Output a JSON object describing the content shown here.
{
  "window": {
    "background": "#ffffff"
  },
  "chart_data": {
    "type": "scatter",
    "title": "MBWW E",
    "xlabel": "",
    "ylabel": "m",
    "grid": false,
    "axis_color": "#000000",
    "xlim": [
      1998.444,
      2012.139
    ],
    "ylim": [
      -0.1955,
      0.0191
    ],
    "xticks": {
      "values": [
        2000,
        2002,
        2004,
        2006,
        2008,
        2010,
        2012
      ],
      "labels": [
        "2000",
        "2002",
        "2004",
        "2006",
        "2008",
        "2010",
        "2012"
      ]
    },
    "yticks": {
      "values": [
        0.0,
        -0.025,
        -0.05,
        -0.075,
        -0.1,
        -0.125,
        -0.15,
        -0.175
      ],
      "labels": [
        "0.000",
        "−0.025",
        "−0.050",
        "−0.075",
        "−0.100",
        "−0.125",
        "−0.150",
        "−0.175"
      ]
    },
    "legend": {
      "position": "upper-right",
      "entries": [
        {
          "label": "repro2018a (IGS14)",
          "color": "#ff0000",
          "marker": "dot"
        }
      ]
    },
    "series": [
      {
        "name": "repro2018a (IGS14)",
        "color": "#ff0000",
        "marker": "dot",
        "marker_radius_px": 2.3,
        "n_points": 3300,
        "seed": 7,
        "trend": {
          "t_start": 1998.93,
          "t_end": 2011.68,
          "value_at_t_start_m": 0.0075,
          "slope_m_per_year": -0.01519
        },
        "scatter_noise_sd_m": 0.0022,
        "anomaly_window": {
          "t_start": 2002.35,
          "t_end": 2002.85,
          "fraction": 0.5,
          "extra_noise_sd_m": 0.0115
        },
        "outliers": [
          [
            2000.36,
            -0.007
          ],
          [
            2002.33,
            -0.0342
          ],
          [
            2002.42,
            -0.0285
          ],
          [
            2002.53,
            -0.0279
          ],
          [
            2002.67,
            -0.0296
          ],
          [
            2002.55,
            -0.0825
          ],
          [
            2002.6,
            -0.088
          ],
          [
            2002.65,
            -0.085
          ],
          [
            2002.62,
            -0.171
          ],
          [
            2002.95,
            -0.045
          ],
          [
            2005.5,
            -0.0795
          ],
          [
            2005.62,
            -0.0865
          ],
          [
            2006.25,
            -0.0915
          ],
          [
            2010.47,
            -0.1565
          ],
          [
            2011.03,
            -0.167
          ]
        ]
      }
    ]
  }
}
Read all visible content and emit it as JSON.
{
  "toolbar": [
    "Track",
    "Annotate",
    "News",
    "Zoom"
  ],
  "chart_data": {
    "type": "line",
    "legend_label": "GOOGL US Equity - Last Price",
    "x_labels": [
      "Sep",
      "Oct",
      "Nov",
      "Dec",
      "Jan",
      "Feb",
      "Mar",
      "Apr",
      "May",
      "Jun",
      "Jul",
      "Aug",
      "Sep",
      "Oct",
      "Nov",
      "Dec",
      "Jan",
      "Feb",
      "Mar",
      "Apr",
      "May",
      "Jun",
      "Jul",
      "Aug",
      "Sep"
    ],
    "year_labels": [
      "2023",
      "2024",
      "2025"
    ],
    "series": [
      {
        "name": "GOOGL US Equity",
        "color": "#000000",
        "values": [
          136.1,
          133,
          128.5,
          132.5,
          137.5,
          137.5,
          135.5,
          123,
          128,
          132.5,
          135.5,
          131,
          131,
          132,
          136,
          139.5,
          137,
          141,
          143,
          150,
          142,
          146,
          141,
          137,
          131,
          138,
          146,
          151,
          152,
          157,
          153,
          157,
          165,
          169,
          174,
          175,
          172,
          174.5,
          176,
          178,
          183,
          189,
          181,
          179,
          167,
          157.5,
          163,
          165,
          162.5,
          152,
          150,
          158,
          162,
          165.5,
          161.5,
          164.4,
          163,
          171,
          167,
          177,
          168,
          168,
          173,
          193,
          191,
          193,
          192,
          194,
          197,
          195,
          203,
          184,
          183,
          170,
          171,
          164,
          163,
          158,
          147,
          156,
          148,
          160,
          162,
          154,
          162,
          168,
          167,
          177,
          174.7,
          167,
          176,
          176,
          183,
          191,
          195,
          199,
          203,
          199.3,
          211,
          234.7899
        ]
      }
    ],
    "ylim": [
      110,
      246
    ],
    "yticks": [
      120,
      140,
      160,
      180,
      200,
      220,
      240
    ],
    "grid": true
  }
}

EXERCISE DIRECTIONS
The records above should be repeated in full, exactly as given.

TASK ANSWER
Output a JSON object describing the content shown here.
{
  "window": {
    "background": "#ffffff"
  },
  "chart_data": {
    "type": "scatter",
    "title": "MBWW E",
    "xlabel": "",
    "ylabel": "m",
    "grid": false,
    "axis_color": "#000000",
    "xlim": [
      1998.444,
      2012.139
    ],
    "ylim": [
      -0.1955,
      0.0191
    ],
    "xticks": {
      "values": [
        2000,
        2002,
        2004,
        2006,
        2008,
        2010,
        2012
      ],
      "labels": [
        "2000",
        "2002",
        "2004",
        "2006",
        "2008",
        "2010",
        "2012"
      ]
    },
    "yticks": {
      "values": [
        0.0,
        -0.025,
        -0.05,
        -0.075,
        -0.1,
        -0.125,
        -0.15,
        -0.175
      ],
      "labels": [
        "0.000",
        "−0.025",
        "−0.050",
        "−0.075",
        "−0.100",
        "−0.125",
        "−0.150",
        "−0.175"
      ]
    },
    "legend": {
      "position": "upper-right",
      "entries": [
        {
          "label": "repro2018a (IGS14)",
          "color": "#ff0000",
          "marker": "dot"
        }
      ]
    },
    "series": [
      {
        "name": "repro2018a (IGS14)",
        "color": "#ff0000",
        "marker": "dot",
        "marker_radius_px": 2.3,
        "n_points": 3300,
        "seed": 7,
        "trend": {
          "t_start": 1998.93,
          "t_end": 2011.68,
          "value_at_t_start_m": 0.0075,
          "slope_m_per_year": -0.01519
        },
        "scatter_noise_sd_m": 0.0022,
        "anomaly_window": {
          "t_start": 2002.35,
          "t_end": 2002.85,
          "fraction": 0.5,
          "extra_noise_sd_m": 0.0115
        },
        "outliers": [
          [
            2000.36,
            -0.007
          ],
          [
            2002.33,
            -0.0342
          ],
          [
            2002.42,
            -0.0285
          ],
          [
            2002.53,
            -0.0279
          ],
          [
            2002.67,
            -0.0296
          ],
          [
            2002.55,
            -0.0825
          ],
          [
            2002.6,
            -0.088
          ],
          [
            2002.65,
            -0.085
          ],
          [
            2002.62,
            -0.171
          ],
          [
            2002.95,
            -0.045
          ],
          [
            2005.5,
            -0.0795
          ],
          [
            2005.62,
            -0.0865
          ],
          [
            2006.25,
            -0.0915
          ],
          [
            2010.47,
            -0.1565
          ],
          [
            2011.03,
            -0.167
          ]
        ]
      }
    ]
  }
}
Read all visible content and emit it as JSON.
{
  "toolbar": [
    "Track",
    "Annotate",
    "News",
    "Zoom"
  ],
  "chart_data": {
    "type": "line",
    "legend_label": "GOOGL US Equity - Last Price",
    "x_labels": [
      "Sep",
      "Oct",
      "Nov",
      "Dec",
      "Jan",
      "Feb",
      "Mar",
      "Apr",
      "May",
      "Jun",
      "Jul",
      "Aug",
      "Sep",
      "Oct",
      "Nov",
      "Dec",
      "Jan",
      "Feb",
      "Mar",
      "Apr",
      "May",
      "Jun",
      "Jul",
      "Aug",
      "Sep"
    ],
    "year_labels": [
      "2023",
      "2024",
      "2025"
    ],
    "series": [
      {
        "name": "GOOGL US Equity",
        "color": "#000000",
        "values": [
          136.1,
          133,
          128.5,
          132.5,
          137.5,
          137.5,
          135.5,
          123,
          128,
          132.5,
          135.5,
          131,
          131,
          132,
          136,
          139.5,
          137,
          141,
          143,
          150,
          142,
          146,
          141,
          137,
          131,
          138,
          146,
          151,
          152,
          157,
          153,
          157,
          165,
          169,
          174,
          175,
          172,
          174.5,
          176,
          178,
          183,
          189,
          181,
          179,
          167,
          157.5,
          163,
          165,
          162.5,
          152,
          150,
          158,
          162,
          165.5,
          161.5,
          164.4,
          163,
          171,
          167,
          177,
          168,
          168,
          173,
          193,
          191,
          193,
          192,
          194,
          197,
          195,
          203,
          184,
          183,
          170,
          171,
          164,
          163,
          158,
          147,
          156,
          148,
          160,
          162,
          154,
          162,
          168,
          167,
          177,
          174.7,
          167,
          176,
          176,
          183,
          191,
          195,
          199,
          203,
          199.3,
          211,
          234.7899
        ]
      }
    ],
    "ylim": [
      110,
      246
    ],
    "yticks": [
      120,
      140,
      160,
      180,
      200,
      220,
      240
    ],
    "grid": true
  }
}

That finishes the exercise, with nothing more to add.